-- start of Raw data --
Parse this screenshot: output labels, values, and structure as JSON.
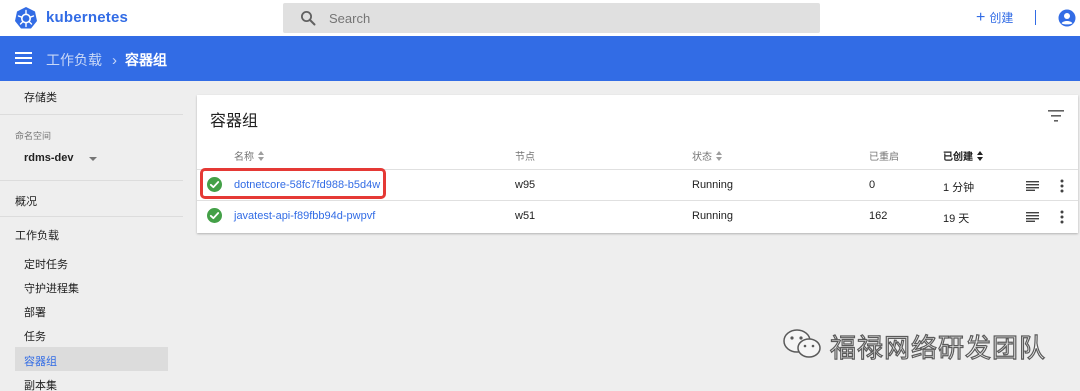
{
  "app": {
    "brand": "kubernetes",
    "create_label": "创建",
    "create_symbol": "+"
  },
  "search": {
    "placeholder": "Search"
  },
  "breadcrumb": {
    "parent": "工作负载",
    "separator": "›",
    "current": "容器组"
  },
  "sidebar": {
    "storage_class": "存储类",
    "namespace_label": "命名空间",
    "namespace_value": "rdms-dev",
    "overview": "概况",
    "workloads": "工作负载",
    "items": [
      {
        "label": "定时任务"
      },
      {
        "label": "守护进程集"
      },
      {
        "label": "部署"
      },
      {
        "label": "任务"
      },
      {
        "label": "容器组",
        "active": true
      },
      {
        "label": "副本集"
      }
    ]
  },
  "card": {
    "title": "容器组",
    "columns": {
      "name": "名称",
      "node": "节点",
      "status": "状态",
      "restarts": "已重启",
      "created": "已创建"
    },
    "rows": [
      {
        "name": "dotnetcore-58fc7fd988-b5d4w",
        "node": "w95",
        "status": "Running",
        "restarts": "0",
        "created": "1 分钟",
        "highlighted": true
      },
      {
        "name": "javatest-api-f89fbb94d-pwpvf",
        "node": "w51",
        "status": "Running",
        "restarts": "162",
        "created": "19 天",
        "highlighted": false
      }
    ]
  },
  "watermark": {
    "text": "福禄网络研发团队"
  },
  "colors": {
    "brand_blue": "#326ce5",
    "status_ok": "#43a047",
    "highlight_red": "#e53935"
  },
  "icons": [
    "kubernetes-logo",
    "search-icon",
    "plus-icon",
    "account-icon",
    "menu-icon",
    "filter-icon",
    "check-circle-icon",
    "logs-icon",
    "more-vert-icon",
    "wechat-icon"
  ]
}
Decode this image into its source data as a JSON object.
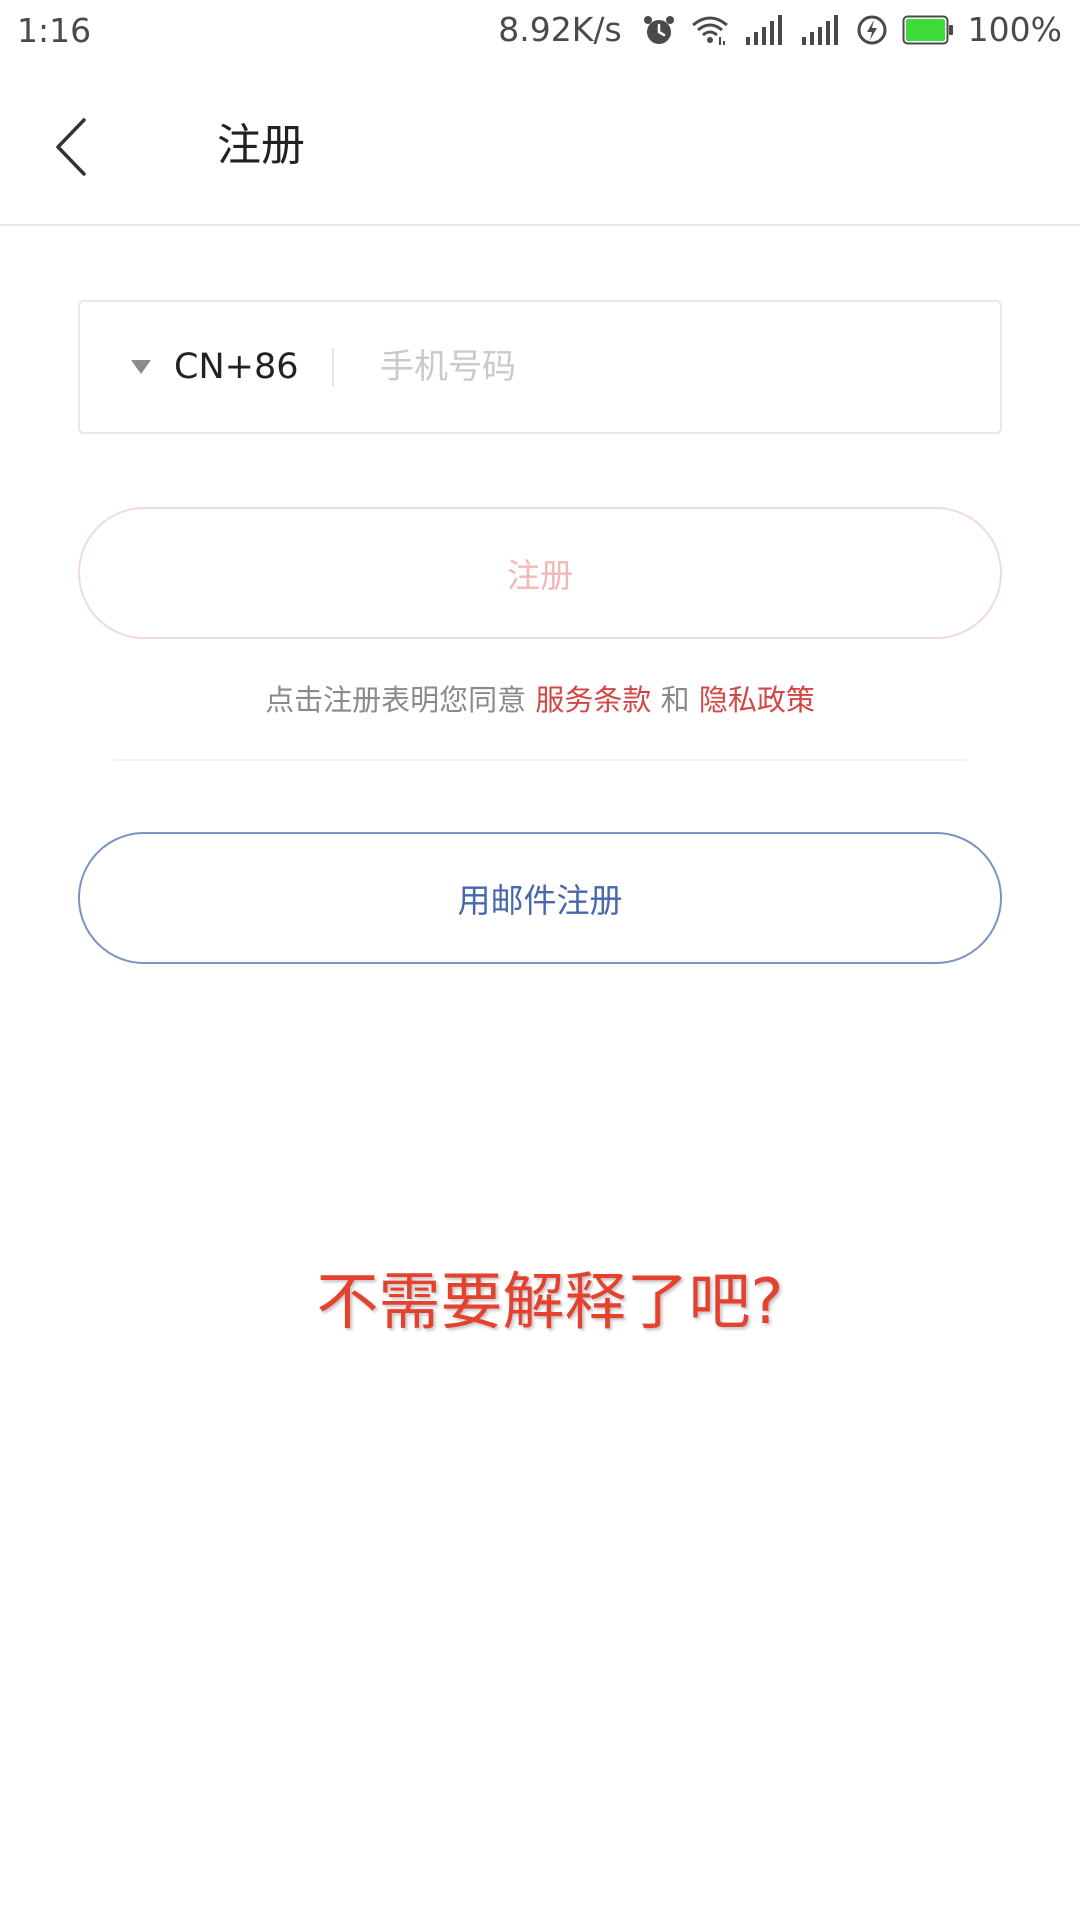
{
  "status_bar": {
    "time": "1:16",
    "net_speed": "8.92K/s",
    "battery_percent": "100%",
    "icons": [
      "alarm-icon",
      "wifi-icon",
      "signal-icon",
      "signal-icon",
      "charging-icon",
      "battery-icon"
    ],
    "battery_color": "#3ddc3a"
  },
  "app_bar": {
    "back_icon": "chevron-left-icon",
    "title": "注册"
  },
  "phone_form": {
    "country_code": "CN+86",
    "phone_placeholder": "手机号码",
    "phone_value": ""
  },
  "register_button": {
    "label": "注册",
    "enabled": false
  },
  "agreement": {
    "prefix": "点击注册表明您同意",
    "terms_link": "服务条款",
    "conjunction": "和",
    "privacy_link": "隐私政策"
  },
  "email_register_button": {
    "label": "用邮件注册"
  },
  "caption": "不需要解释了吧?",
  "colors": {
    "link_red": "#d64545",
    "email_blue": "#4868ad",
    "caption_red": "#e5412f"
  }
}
-- end of Raw data --
▸ Exercise goal: Beginning at the line with "Decode this image" and ending at the last line of the listing above, retype each line exactly, including those two lines. Leave the pictures out.

▸ Final result:
Decode this image into its source data as a JSON object.
{
  "status_bar": {
    "time": "1:16",
    "net_speed": "8.92K/s",
    "battery_percent": "100%",
    "icons": [
      "alarm-icon",
      "wifi-icon",
      "signal-icon",
      "signal-icon",
      "charging-icon",
      "battery-icon"
    ],
    "battery_color": "#3ddc3a"
  },
  "app_bar": {
    "back_icon": "chevron-left-icon",
    "title": "注册"
  },
  "phone_form": {
    "country_code": "CN+86",
    "phone_placeholder": "手机号码",
    "phone_value": ""
  },
  "register_button": {
    "label": "注册",
    "enabled": false
  },
  "agreement": {
    "prefix": "点击注册表明您同意",
    "terms_link": "服务条款",
    "conjunction": "和",
    "privacy_link": "隐私政策"
  },
  "email_register_button": {
    "label": "用邮件注册"
  },
  "caption": "不需要解释了吧?",
  "colors": {
    "link_red": "#d64545",
    "email_blue": "#4868ad",
    "caption_red": "#e5412f"
  }
}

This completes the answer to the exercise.